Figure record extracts
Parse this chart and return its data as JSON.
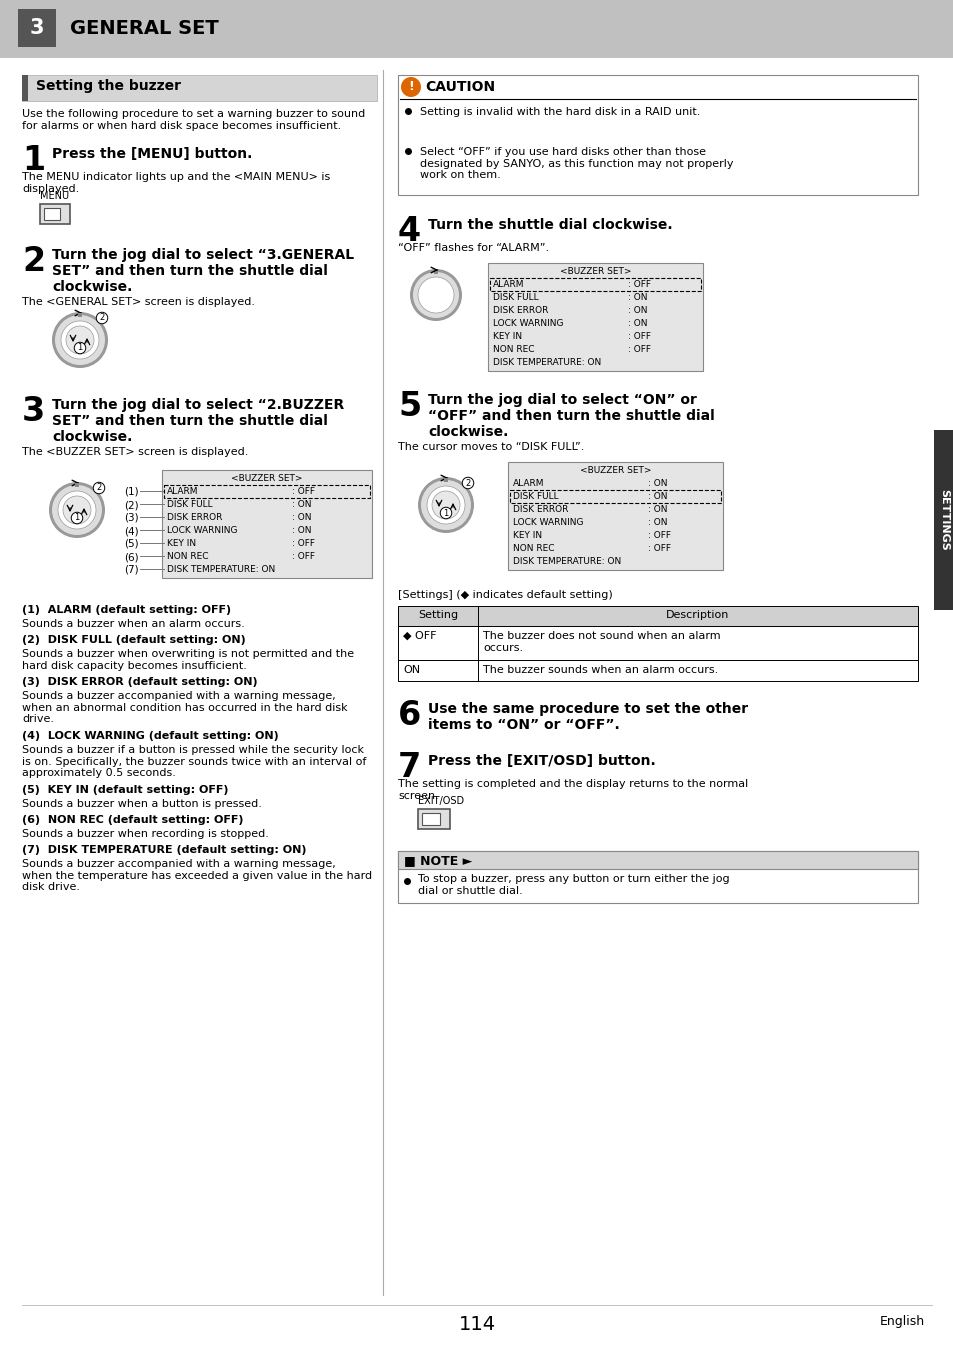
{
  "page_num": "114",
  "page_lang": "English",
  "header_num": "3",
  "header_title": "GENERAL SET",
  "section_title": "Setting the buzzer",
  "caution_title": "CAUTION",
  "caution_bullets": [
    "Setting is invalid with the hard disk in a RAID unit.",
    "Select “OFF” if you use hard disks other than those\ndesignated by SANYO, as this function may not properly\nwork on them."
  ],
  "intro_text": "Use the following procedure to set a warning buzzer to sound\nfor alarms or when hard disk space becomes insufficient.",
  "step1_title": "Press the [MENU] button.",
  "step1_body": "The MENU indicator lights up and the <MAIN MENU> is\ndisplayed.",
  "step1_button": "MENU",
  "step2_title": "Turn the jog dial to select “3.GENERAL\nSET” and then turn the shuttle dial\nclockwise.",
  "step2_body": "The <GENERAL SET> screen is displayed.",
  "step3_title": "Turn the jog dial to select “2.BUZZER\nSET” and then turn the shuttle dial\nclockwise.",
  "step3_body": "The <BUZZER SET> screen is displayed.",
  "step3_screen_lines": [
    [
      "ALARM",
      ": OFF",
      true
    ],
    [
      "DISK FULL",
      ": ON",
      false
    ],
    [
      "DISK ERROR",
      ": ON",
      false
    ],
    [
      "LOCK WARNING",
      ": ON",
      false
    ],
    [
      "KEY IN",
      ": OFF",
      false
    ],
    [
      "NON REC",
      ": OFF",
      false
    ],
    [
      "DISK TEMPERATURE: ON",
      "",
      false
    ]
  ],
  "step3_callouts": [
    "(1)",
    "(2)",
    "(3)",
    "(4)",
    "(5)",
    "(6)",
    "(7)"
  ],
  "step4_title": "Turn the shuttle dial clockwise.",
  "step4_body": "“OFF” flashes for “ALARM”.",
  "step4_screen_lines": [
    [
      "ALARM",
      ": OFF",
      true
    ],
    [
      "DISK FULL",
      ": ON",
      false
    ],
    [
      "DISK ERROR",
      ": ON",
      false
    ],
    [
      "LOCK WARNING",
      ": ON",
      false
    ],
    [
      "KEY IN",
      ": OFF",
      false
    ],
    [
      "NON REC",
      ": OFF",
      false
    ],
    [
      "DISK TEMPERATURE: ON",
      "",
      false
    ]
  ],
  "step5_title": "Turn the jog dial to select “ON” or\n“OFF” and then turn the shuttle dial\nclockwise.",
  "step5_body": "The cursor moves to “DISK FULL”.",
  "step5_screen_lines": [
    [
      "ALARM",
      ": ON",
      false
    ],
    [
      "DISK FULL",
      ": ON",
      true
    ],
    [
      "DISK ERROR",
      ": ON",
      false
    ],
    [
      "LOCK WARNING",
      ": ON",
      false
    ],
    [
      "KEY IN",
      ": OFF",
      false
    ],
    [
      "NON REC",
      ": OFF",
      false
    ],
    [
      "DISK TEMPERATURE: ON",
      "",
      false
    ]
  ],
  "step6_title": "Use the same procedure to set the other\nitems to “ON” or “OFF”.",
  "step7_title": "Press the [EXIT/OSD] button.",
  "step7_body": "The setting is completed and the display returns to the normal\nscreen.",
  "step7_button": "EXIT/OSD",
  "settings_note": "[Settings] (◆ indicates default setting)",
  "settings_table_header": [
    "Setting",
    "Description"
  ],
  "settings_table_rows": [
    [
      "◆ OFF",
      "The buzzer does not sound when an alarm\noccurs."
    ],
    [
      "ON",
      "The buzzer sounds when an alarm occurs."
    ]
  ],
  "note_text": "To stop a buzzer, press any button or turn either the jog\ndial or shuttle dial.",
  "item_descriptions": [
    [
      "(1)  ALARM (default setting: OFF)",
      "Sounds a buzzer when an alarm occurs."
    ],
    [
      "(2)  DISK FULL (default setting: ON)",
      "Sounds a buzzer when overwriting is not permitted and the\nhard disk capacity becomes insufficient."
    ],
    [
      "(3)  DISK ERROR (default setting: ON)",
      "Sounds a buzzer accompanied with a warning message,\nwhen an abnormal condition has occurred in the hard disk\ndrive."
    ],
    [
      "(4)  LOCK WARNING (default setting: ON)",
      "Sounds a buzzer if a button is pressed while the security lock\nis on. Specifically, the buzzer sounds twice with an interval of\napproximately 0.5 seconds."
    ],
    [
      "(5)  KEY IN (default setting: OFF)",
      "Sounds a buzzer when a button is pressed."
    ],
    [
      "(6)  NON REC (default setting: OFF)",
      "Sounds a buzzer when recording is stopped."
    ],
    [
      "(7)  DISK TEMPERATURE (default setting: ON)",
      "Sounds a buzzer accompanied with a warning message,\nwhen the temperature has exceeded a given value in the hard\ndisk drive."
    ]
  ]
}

**Exercise goal:**
Output all of the data exactly as it stands, minus any images.

**Final result:**
Parse this chart and return its data as JSON.
{
  "page_num": "114",
  "page_lang": "English",
  "header_num": "3",
  "header_title": "GENERAL SET",
  "section_title": "Setting the buzzer",
  "caution_title": "CAUTION",
  "caution_bullets": [
    "Setting is invalid with the hard disk in a RAID unit.",
    "Select “OFF” if you use hard disks other than those\ndesignated by SANYO, as this function may not properly\nwork on them."
  ],
  "intro_text": "Use the following procedure to set a warning buzzer to sound\nfor alarms or when hard disk space becomes insufficient.",
  "step1_title": "Press the [MENU] button.",
  "step1_body": "The MENU indicator lights up and the <MAIN MENU> is\ndisplayed.",
  "step1_button": "MENU",
  "step2_title": "Turn the jog dial to select “3.GENERAL\nSET” and then turn the shuttle dial\nclockwise.",
  "step2_body": "The <GENERAL SET> screen is displayed.",
  "step3_title": "Turn the jog dial to select “2.BUZZER\nSET” and then turn the shuttle dial\nclockwise.",
  "step3_body": "The <BUZZER SET> screen is displayed.",
  "step3_screen_lines": [
    [
      "ALARM",
      ": OFF",
      true
    ],
    [
      "DISK FULL",
      ": ON",
      false
    ],
    [
      "DISK ERROR",
      ": ON",
      false
    ],
    [
      "LOCK WARNING",
      ": ON",
      false
    ],
    [
      "KEY IN",
      ": OFF",
      false
    ],
    [
      "NON REC",
      ": OFF",
      false
    ],
    [
      "DISK TEMPERATURE: ON",
      "",
      false
    ]
  ],
  "step3_callouts": [
    "(1)",
    "(2)",
    "(3)",
    "(4)",
    "(5)",
    "(6)",
    "(7)"
  ],
  "step4_title": "Turn the shuttle dial clockwise.",
  "step4_body": "“OFF” flashes for “ALARM”.",
  "step4_screen_lines": [
    [
      "ALARM",
      ": OFF",
      true
    ],
    [
      "DISK FULL",
      ": ON",
      false
    ],
    [
      "DISK ERROR",
      ": ON",
      false
    ],
    [
      "LOCK WARNING",
      ": ON",
      false
    ],
    [
      "KEY IN",
      ": OFF",
      false
    ],
    [
      "NON REC",
      ": OFF",
      false
    ],
    [
      "DISK TEMPERATURE: ON",
      "",
      false
    ]
  ],
  "step5_title": "Turn the jog dial to select “ON” or\n“OFF” and then turn the shuttle dial\nclockwise.",
  "step5_body": "The cursor moves to “DISK FULL”.",
  "step5_screen_lines": [
    [
      "ALARM",
      ": ON",
      false
    ],
    [
      "DISK FULL",
      ": ON",
      true
    ],
    [
      "DISK ERROR",
      ": ON",
      false
    ],
    [
      "LOCK WARNING",
      ": ON",
      false
    ],
    [
      "KEY IN",
      ": OFF",
      false
    ],
    [
      "NON REC",
      ": OFF",
      false
    ],
    [
      "DISK TEMPERATURE: ON",
      "",
      false
    ]
  ],
  "step6_title": "Use the same procedure to set the other\nitems to “ON” or “OFF”.",
  "step7_title": "Press the [EXIT/OSD] button.",
  "step7_body": "The setting is completed and the display returns to the normal\nscreen.",
  "step7_button": "EXIT/OSD",
  "settings_note": "[Settings] (◆ indicates default setting)",
  "settings_table_header": [
    "Setting",
    "Description"
  ],
  "settings_table_rows": [
    [
      "◆ OFF",
      "The buzzer does not sound when an alarm\noccurs."
    ],
    [
      "ON",
      "The buzzer sounds when an alarm occurs."
    ]
  ],
  "note_text": "To stop a buzzer, press any button or turn either the jog\ndial or shuttle dial.",
  "item_descriptions": [
    [
      "(1)  ALARM (default setting: OFF)",
      "Sounds a buzzer when an alarm occurs."
    ],
    [
      "(2)  DISK FULL (default setting: ON)",
      "Sounds a buzzer when overwriting is not permitted and the\nhard disk capacity becomes insufficient."
    ],
    [
      "(3)  DISK ERROR (default setting: ON)",
      "Sounds a buzzer accompanied with a warning message,\nwhen an abnormal condition has occurred in the hard disk\ndrive."
    ],
    [
      "(4)  LOCK WARNING (default setting: ON)",
      "Sounds a buzzer if a button is pressed while the security lock\nis on. Specifically, the buzzer sounds twice with an interval of\napproximately 0.5 seconds."
    ],
    [
      "(5)  KEY IN (default setting: OFF)",
      "Sounds a buzzer when a button is pressed."
    ],
    [
      "(6)  NON REC (default setting: OFF)",
      "Sounds a buzzer when recording is stopped."
    ],
    [
      "(7)  DISK TEMPERATURE (default setting: ON)",
      "Sounds a buzzer accompanied with a warning message,\nwhen the temperature has exceeded a given value in the hard\ndisk drive."
    ]
  ]
}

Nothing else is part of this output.